>> start

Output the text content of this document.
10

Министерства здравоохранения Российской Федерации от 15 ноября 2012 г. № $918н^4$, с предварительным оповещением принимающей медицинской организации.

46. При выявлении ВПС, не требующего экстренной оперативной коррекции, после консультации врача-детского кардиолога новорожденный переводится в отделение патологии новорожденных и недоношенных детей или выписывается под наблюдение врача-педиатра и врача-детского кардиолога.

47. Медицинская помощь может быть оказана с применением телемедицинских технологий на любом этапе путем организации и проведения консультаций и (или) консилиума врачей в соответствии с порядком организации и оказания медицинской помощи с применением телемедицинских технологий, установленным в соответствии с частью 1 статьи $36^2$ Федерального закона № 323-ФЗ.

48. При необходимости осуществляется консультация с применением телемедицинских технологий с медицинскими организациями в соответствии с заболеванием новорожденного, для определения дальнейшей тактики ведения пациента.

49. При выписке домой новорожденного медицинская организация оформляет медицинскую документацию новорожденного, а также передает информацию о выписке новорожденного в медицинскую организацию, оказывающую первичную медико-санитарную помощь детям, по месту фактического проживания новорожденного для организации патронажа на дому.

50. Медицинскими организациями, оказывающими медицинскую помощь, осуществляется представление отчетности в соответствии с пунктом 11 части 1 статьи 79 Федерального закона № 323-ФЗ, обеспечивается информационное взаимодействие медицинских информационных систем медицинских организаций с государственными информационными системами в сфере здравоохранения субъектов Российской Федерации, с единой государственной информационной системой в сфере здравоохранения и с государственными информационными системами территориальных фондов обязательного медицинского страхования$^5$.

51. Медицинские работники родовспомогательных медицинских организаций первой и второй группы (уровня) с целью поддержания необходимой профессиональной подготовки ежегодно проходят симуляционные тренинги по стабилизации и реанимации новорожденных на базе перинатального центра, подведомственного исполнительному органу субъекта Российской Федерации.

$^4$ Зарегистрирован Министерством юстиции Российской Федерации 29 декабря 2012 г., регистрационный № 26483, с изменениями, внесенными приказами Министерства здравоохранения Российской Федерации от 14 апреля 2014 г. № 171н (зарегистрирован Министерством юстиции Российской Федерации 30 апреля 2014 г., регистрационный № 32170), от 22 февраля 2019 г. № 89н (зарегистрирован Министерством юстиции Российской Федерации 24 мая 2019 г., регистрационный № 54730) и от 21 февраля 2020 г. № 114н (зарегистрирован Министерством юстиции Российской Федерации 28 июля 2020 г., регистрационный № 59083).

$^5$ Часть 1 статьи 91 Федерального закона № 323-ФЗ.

>> end

§ Directions:
Extract the complete listing above, reproducing each line exactly.

§ Worked answer:
Output the text content of this document.
10

Министерства здравоохранения Российской Федерации от 15 ноября 2012 г. № $918н^4$, с предварительным оповещением принимающей медицинской организации.

46. При выявлении ВПС, не требующего экстренной оперативной коррекции, после консультации врача-детского кардиолога новорожденный переводится в отделение патологии новорожденных и недоношенных детей или выписывается под наблюдение врача-педиатра и врача-детского кардиолога.

47. Медицинская помощь может быть оказана с применением телемедицинских технологий на любом этапе путем организации и проведения консультаций и (или) консилиума врачей в соответствии с порядком организации и оказания медицинской помощи с применением телемедицинских технологий, установленным в соответствии с частью 1 статьи $36^2$ Федерального закона № 323-ФЗ.

48. При необходимости осуществляется консультация с применением телемедицинских технологий с медицинскими организациями в соответствии с заболеванием новорожденного, для определения дальнейшей тактики ведения пациента.

49. При выписке домой новорожденного медицинская организация оформляет медицинскую документацию новорожденного, а также передает информацию о выписке новорожденного в медицинскую организацию, оказывающую первичную медико-санитарную помощь детям, по месту фактического проживания новорожденного для организации патронажа на дому.

50. Медицинскими организациями, оказывающими медицинскую помощь, осуществляется представление отчетности в соответствии с пунктом 11 части 1 статьи 79 Федерального закона № 323-ФЗ, обеспечивается информационное взаимодействие медицинских информационных систем медицинских организаций с государственными информационными системами в сфере здравоохранения субъектов Российской Федерации, с единой государственной информационной системой в сфере здравоохранения и с государственными информационными системами территориальных фондов обязательного медицинского страхования$^5$.

51. Медицинские работники родовспомогательных медицинских организаций первой и второй группы (уровня) с целью поддержания необходимой профессиональной подготовки ежегодно проходят симуляционные тренинги по стабилизации и реанимации новорожденных на базе перинатального центра, подведомственного исполнительному органу субъекта Российской Федерации.

$^4$ Зарегистрирован Министерством юстиции Российской Федерации 29 декабря 2012 г., регистрационный № 26483, с изменениями, внесенными приказами Министерства здравоохранения Российской Федерации от 14 апреля 2014 г. № 171н (зарегистрирован Министерством юстиции Российской Федерации 30 апреля 2014 г., регистрационный № 32170), от 22 февраля 2019 г. № 89н (зарегистрирован Министерством юстиции Российской Федерации 24 мая 2019 г., регистрационный № 54730) и от 21 февраля 2020 г. № 114н (зарегистрирован Министерством юстиции Российской Федерации 28 июля 2020 г., регистрационный № 59083).

$^5$ Часть 1 статьи 91 Федерального закона № 323-ФЗ.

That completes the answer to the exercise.